- Requirements
State how many lines of the records contain the string "icon". Give the number alone.

════════════════

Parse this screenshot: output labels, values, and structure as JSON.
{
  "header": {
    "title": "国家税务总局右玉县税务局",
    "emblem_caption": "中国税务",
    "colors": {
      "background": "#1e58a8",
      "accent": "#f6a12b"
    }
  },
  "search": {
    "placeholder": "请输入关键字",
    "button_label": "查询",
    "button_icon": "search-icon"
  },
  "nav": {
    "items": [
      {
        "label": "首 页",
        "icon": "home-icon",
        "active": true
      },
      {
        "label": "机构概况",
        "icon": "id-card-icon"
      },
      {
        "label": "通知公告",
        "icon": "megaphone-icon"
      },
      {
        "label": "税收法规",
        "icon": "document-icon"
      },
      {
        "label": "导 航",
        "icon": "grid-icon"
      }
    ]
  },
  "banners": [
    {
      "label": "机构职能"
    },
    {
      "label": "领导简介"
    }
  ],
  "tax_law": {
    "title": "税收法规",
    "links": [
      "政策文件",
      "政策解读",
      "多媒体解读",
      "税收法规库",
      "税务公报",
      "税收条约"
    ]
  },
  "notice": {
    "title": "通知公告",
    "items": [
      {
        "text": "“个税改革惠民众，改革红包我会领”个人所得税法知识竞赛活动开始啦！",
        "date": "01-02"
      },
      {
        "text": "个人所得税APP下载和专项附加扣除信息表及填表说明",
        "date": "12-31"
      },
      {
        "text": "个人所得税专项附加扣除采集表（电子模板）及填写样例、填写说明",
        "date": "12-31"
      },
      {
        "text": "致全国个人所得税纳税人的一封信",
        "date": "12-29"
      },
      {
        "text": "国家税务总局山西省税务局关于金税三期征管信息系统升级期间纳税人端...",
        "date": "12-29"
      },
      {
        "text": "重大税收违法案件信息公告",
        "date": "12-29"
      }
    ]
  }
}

════════════════

- Answer
6